▸ INPUT ROWS:

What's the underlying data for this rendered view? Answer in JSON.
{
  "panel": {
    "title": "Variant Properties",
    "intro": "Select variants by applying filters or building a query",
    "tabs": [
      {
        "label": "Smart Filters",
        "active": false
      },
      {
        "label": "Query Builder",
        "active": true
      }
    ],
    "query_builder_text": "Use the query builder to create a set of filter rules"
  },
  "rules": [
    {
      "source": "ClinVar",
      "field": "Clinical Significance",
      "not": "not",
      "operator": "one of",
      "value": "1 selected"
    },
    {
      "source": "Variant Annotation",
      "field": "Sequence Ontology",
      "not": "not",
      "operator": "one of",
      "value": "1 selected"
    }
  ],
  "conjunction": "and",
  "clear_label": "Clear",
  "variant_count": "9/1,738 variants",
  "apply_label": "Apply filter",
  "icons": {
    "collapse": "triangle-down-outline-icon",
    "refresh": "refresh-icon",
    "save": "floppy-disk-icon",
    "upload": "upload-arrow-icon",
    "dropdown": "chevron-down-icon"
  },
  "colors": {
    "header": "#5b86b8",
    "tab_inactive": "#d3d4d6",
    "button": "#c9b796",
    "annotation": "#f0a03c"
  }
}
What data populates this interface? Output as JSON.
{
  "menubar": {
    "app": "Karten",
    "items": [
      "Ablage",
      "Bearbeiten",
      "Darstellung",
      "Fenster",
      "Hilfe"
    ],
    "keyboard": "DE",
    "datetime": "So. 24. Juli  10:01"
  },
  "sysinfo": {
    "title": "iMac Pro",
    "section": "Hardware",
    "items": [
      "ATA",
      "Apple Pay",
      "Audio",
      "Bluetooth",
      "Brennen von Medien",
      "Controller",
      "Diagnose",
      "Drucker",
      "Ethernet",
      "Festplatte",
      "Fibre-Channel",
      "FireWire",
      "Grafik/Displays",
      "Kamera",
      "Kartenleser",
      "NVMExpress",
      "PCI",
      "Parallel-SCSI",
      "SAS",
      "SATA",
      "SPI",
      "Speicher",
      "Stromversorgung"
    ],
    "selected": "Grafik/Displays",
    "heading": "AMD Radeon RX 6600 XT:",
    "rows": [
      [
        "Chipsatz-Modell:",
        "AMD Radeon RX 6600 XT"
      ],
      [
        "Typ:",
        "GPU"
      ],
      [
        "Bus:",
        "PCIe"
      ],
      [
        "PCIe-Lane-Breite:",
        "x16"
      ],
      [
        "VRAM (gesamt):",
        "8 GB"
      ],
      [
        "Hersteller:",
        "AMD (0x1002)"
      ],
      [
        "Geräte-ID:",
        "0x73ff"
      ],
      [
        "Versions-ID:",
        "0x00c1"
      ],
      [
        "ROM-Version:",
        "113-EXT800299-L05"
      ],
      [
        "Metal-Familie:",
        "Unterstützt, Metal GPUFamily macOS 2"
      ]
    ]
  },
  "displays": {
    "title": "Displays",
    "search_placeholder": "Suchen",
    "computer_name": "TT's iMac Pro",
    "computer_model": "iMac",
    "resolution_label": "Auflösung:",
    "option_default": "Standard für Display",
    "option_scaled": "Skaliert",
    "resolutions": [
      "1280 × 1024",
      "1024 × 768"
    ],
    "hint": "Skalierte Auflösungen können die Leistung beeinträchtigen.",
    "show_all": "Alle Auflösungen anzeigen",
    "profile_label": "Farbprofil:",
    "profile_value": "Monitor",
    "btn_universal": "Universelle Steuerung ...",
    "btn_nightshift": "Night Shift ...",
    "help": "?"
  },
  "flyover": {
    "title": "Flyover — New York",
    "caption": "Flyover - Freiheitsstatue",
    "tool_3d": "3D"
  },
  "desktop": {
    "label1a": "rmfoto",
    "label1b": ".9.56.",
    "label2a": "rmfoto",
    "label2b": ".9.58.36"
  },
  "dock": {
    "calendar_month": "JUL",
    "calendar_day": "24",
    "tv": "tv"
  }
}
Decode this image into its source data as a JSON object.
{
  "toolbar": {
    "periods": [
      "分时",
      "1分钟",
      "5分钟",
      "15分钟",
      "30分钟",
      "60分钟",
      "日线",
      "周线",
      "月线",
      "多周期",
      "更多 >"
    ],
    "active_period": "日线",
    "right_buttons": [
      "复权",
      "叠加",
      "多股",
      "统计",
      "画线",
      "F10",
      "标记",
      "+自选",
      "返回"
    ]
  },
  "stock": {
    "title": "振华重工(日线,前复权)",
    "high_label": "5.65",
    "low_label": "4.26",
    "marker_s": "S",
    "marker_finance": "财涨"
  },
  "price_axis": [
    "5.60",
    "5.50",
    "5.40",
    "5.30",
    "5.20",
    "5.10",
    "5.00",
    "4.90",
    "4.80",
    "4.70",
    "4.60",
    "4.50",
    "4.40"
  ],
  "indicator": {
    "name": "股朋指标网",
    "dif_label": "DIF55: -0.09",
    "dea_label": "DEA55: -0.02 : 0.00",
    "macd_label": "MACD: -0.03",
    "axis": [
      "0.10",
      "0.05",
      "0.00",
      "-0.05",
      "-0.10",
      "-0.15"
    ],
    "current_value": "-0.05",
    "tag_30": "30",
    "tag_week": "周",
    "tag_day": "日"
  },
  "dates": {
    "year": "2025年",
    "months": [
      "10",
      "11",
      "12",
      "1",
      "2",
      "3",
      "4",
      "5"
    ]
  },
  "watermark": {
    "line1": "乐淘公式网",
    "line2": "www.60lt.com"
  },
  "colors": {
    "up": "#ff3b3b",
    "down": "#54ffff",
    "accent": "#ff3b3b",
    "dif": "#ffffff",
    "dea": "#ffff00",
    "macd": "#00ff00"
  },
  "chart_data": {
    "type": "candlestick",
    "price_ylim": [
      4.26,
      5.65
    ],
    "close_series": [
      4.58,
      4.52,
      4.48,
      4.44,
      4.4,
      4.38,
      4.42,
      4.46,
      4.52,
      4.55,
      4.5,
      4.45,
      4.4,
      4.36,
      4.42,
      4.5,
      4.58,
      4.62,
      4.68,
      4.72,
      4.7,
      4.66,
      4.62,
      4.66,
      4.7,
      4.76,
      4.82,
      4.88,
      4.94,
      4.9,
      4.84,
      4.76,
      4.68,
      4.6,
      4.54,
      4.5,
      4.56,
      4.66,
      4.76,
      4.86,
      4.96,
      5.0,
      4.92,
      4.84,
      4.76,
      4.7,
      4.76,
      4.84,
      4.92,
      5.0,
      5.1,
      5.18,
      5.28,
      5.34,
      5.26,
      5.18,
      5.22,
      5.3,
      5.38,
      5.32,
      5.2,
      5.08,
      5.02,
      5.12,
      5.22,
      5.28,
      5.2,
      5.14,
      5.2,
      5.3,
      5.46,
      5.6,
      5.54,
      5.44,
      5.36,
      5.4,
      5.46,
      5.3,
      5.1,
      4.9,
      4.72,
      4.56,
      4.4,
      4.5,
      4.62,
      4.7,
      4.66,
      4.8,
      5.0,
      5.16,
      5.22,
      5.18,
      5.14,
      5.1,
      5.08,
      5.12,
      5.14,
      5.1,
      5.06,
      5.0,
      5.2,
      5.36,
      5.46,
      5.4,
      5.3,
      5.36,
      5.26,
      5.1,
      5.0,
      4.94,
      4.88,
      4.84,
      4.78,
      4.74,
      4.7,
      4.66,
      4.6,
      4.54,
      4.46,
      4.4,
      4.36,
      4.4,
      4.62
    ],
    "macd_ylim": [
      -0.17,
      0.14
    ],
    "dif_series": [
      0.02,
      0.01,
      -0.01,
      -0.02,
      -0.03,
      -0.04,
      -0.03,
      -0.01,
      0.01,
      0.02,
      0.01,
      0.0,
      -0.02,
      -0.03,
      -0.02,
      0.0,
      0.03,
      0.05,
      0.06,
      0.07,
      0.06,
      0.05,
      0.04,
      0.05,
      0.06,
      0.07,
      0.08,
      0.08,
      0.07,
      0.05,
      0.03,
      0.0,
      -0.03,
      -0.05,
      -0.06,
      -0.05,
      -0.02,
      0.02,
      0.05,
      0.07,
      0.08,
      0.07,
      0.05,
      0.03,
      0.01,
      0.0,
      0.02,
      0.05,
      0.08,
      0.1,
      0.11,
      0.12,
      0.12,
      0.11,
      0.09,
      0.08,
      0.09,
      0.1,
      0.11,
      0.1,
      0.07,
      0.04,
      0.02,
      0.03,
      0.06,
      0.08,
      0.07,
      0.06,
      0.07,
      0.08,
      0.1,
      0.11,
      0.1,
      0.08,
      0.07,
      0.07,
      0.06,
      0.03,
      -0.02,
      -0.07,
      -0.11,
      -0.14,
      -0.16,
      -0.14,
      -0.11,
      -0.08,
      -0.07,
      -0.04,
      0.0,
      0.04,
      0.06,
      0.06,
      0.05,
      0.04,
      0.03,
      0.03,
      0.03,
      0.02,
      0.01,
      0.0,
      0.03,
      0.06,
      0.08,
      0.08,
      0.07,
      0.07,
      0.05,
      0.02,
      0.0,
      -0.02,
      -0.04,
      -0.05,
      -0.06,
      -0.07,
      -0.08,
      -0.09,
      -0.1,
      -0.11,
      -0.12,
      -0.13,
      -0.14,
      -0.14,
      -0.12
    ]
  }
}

▸ PROBLEM: From the material above, copy each line that includes the word "down".

▸ RESPONSE:
    "collapse": "triangle-down-outline-icon",
    "dropdown": "chevron-down-icon"
    "down": "#54ffff",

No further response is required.